• **Stored rows**
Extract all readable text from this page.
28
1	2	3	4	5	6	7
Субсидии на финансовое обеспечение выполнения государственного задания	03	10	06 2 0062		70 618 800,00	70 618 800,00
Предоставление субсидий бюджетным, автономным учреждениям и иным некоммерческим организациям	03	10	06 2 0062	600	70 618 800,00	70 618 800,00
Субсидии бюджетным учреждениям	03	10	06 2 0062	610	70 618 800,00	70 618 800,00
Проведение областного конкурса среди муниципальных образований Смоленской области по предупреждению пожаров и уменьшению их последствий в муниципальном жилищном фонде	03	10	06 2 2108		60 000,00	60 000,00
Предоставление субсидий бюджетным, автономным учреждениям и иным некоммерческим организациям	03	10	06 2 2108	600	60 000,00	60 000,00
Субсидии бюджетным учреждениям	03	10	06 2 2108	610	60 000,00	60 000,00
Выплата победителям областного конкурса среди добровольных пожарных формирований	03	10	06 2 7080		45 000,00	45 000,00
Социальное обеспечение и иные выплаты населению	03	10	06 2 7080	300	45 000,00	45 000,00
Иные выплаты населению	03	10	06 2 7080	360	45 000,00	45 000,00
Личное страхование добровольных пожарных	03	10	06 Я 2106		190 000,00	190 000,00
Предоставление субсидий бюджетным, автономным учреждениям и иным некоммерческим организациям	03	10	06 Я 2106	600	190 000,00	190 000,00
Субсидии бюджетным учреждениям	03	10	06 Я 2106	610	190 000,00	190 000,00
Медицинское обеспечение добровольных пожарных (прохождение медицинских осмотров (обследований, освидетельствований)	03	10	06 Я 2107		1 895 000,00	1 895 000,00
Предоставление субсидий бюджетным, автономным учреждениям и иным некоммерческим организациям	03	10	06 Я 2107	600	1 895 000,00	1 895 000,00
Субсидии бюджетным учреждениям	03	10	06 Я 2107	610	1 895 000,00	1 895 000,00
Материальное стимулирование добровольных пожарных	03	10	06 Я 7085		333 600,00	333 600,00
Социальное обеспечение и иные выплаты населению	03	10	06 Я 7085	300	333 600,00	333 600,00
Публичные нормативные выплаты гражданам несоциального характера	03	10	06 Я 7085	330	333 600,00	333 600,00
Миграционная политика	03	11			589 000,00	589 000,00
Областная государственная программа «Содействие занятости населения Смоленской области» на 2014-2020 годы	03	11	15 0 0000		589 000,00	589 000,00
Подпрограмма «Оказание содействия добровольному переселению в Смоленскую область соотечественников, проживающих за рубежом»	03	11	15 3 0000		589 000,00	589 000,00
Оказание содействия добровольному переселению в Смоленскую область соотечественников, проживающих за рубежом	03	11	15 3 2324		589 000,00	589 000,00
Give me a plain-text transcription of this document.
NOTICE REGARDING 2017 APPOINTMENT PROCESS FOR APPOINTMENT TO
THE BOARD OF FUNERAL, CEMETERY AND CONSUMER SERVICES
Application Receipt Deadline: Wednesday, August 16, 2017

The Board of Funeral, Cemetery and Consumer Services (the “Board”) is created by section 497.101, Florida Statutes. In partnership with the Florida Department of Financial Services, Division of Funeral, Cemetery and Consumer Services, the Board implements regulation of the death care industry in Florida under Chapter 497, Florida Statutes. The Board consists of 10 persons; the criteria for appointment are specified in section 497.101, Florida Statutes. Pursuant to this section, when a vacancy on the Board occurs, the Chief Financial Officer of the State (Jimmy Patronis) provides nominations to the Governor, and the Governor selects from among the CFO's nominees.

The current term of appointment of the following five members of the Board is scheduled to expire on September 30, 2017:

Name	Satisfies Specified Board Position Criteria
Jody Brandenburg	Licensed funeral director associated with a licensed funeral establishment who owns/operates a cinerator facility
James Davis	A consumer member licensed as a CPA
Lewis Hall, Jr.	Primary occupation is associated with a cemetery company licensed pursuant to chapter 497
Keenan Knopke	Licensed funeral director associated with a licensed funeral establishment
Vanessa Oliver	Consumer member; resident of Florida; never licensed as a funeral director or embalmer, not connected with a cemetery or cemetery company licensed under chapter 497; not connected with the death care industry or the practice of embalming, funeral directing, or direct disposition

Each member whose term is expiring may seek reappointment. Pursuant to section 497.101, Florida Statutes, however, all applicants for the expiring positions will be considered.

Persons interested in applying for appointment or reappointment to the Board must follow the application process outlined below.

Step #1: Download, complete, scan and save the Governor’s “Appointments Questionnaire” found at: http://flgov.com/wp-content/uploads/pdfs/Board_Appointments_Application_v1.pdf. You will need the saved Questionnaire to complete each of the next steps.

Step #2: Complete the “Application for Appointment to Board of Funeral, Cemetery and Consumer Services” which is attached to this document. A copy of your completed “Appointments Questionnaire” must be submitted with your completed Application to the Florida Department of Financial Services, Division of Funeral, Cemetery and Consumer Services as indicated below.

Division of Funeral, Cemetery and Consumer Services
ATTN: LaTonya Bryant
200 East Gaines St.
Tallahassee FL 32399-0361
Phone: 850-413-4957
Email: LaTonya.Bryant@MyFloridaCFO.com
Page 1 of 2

• **Task statement**
Each entry must be reproduced verbatim.

• **Final result**
Extract all readable text from this page.
28
1	2	3	4	5	6	7
Субсидии на финансовое обеспечение выполнения государственного задания	03	10	06 2 0062		70 618 800,00	70 618 800,00
Предоставление субсидий бюджетным, автономным учреждениям и иным некоммерческим организациям	03	10	06 2 0062	600	70 618 800,00	70 618 800,00
Субсидии бюджетным учреждениям	03	10	06 2 0062	610	70 618 800,00	70 618 800,00
Проведение областного конкурса среди муниципальных образований Смоленской области по предупреждению пожаров и уменьшению их последствий в муниципальном жилищном фонде	03	10	06 2 2108		60 000,00	60 000,00
Предоставление субсидий бюджетным, автономным учреждениям и иным некоммерческим организациям	03	10	06 2 2108	600	60 000,00	60 000,00
Субсидии бюджетным учреждениям	03	10	06 2 2108	610	60 000,00	60 000,00
Выплата победителям областного конкурса среди добровольных пожарных формирований	03	10	06 2 7080		45 000,00	45 000,00
Социальное обеспечение и иные выплаты населению	03	10	06 2 7080	300	45 000,00	45 000,00
Иные выплаты населению	03	10	06 2 7080	360	45 000,00	45 000,00
Личное страхование добровольных пожарных	03	10	06 Я 2106		190 000,00	190 000,00
Предоставление субсидий бюджетным, автономным учреждениям и иным некоммерческим организациям	03	10	06 Я 2106	600	190 000,00	190 000,00
Субсидии бюджетным учреждениям	03	10	06 Я 2106	610	190 000,00	190 000,00
Медицинское обеспечение добровольных пожарных (прохождение медицинских осмотров (обследований, освидетельствований)	03	10	06 Я 2107		1 895 000,00	1 895 000,00
Предоставление субсидий бюджетным, автономным учреждениям и иным некоммерческим организациям	03	10	06 Я 2107	600	1 895 000,00	1 895 000,00
Субсидии бюджетным учреждениям	03	10	06 Я 2107	610	1 895 000,00	1 895 000,00
Материальное стимулирование добровольных пожарных	03	10	06 Я 7085		333 600,00	333 600,00
Социальное обеспечение и иные выплаты населению	03	10	06 Я 7085	300	333 600,00	333 600,00
Публичные нормативные выплаты гражданам несоциального характера	03	10	06 Я 7085	330	333 600,00	333 600,00
Миграционная политика	03	11			589 000,00	589 000,00
Областная государственная программа «Содействие занятости населения Смоленской области» на 2014-2020 годы	03	11	15 0 0000		589 000,00	589 000,00
Подпрограмма «Оказание содействия добровольному переселению в Смоленскую область соотечественников, проживающих за рубежом»	03	11	15 3 0000		589 000,00	589 000,00
Оказание содействия добровольному переселению в Смоленскую область соотечественников, проживающих за рубежом	03	11	15 3 2324		589 000,00	589 000,00
Give me a plain-text transcription of this document.
NOTICE REGARDING 2017 APPOINTMENT PROCESS FOR APPOINTMENT TO
THE BOARD OF FUNERAL, CEMETERY AND CONSUMER SERVICES
Application Receipt Deadline: Wednesday, August 16, 2017

The Board of Funeral, Cemetery and Consumer Services (the “Board”) is created by section 497.101, Florida Statutes. In partnership with the Florida Department of Financial Services, Division of Funeral, Cemetery and Consumer Services, the Board implements regulation of the death care industry in Florida under Chapter 497, Florida Statutes. The Board consists of 10 persons; the criteria for appointment are specified in section 497.101, Florida Statutes. Pursuant to this section, when a vacancy on the Board occurs, the Chief Financial Officer of the State (Jimmy Patronis) provides nominations to the Governor, and the Governor selects from among the CFO's nominees.

The current term of appointment of the following five members of the Board is scheduled to expire on September 30, 2017:

Name	Satisfies Specified Board Position Criteria
Jody Brandenburg	Licensed funeral director associated with a licensed funeral establishment who owns/operates a cinerator facility
James Davis	A consumer member licensed as a CPA
Lewis Hall, Jr.	Primary occupation is associated with a cemetery company licensed pursuant to chapter 497
Keenan Knopke	Licensed funeral director associated with a licensed funeral establishment
Vanessa Oliver	Consumer member; resident of Florida; never licensed as a funeral director or embalmer, not connected with a cemetery or cemetery company licensed under chapter 497; not connected with the death care industry or the practice of embalming, funeral directing, or direct disposition

Each member whose term is expiring may seek reappointment. Pursuant to section 497.101, Florida Statutes, however, all applicants for the expiring positions will be considered.

Persons interested in applying for appointment or reappointment to the Board must follow the application process outlined below.

Step #1: Download, complete, scan and save the Governor’s “Appointments Questionnaire” found at: http://flgov.com/wp-content/uploads/pdfs/Board_Appointments_Application_v1.pdf. You will need the saved Questionnaire to complete each of the next steps.

Step #2: Complete the “Application for Appointment to Board of Funeral, Cemetery and Consumer Services” which is attached to this document. A copy of your completed “Appointments Questionnaire” must be submitted with your completed Application to the Florida Department of Financial Services, Division of Funeral, Cemetery and Consumer Services as indicated below.

Division of Funeral, Cemetery and Consumer Services
ATTN: LaTonya Bryant
200 East Gaines St.
Tallahassee FL 32399-0361
Phone: 850-413-4957
Email: LaTonya.Bryant@MyFloridaCFO.com
Page 1 of 2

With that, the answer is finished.